*** SOURCE MATERIAL ***

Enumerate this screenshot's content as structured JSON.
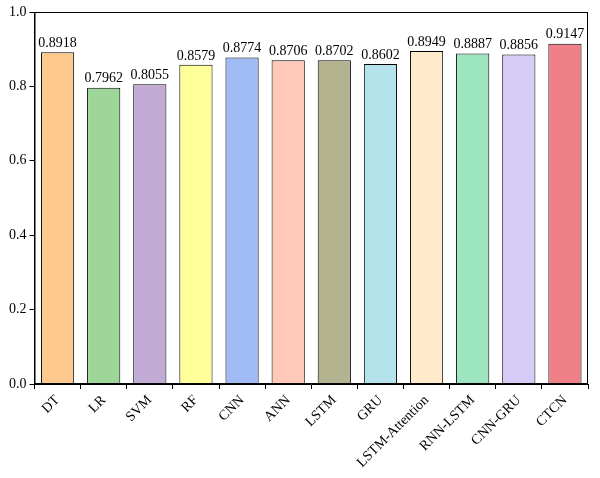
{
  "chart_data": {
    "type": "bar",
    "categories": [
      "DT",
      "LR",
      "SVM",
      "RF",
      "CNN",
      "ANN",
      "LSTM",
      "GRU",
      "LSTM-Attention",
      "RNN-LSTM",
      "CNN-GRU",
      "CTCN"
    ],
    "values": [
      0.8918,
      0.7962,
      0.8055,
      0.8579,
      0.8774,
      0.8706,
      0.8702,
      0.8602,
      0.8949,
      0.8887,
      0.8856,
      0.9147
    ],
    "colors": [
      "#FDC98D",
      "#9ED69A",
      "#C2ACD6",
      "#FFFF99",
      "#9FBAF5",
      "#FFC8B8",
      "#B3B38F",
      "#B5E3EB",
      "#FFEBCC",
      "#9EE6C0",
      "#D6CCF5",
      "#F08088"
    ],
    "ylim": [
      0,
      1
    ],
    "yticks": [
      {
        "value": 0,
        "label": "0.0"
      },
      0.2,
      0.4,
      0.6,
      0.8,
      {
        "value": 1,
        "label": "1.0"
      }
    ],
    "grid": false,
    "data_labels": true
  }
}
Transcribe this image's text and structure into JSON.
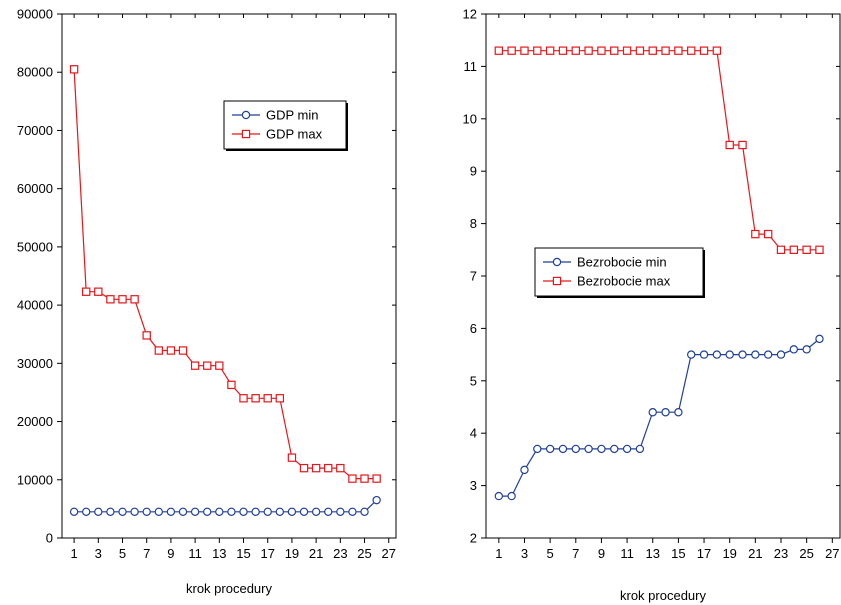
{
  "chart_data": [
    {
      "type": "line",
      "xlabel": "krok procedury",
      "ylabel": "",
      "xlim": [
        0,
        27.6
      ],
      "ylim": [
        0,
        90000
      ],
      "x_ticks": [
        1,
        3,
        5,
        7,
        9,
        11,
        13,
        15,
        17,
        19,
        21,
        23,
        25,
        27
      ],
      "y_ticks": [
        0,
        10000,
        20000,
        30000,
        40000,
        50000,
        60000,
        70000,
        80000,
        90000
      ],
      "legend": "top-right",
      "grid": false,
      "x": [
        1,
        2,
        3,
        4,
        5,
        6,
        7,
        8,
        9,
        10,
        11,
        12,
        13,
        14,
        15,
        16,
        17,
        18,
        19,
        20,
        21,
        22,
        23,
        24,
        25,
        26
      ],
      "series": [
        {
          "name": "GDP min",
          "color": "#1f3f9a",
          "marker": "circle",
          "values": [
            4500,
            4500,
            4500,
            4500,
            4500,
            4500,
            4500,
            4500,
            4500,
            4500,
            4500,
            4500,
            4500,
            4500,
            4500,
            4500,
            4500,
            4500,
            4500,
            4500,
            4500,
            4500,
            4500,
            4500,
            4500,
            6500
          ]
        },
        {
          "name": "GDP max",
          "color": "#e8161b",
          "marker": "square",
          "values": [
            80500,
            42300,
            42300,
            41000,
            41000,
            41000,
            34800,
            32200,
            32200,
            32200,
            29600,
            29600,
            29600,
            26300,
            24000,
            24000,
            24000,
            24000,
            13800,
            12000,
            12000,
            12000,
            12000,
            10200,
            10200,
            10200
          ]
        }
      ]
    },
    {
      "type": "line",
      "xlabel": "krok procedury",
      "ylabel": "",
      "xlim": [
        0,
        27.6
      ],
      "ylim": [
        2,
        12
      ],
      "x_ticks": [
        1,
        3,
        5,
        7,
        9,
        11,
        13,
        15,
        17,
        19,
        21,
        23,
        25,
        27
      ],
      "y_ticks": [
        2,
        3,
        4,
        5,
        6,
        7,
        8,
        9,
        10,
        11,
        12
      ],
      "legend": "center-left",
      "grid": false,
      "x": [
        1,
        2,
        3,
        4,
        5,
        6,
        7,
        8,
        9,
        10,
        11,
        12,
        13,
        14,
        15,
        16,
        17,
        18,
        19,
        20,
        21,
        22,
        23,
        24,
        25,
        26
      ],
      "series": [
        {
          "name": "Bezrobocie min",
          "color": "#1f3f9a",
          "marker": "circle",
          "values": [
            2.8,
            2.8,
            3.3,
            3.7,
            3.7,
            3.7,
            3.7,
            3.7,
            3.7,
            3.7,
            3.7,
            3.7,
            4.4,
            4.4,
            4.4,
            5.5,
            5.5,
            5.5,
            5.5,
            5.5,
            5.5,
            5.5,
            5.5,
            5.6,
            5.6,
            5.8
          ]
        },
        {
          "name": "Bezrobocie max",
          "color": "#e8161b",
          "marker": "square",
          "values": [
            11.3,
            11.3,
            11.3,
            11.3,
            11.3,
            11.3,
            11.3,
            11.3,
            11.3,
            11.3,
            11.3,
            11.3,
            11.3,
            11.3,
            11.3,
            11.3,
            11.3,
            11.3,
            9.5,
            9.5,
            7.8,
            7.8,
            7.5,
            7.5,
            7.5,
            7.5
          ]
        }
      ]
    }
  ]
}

***
*** SOURCE MATERIAL ***

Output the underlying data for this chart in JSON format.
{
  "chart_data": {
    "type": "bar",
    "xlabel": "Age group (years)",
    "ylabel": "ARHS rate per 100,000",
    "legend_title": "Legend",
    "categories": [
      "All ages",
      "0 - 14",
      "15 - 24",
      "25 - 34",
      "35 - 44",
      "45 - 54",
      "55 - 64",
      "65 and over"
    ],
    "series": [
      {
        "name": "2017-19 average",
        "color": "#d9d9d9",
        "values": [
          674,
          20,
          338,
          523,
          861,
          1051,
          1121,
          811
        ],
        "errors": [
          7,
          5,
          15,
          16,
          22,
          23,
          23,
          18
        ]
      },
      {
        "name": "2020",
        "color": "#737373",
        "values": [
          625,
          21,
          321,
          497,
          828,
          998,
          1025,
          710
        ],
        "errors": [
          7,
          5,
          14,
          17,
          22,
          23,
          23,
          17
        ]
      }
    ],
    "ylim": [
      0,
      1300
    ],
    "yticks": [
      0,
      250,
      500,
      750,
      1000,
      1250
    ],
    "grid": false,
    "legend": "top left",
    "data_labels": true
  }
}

***

TASK GOAL: Return only the count of lines in the records that hold the word "this".

CORRECT ANSWER: 3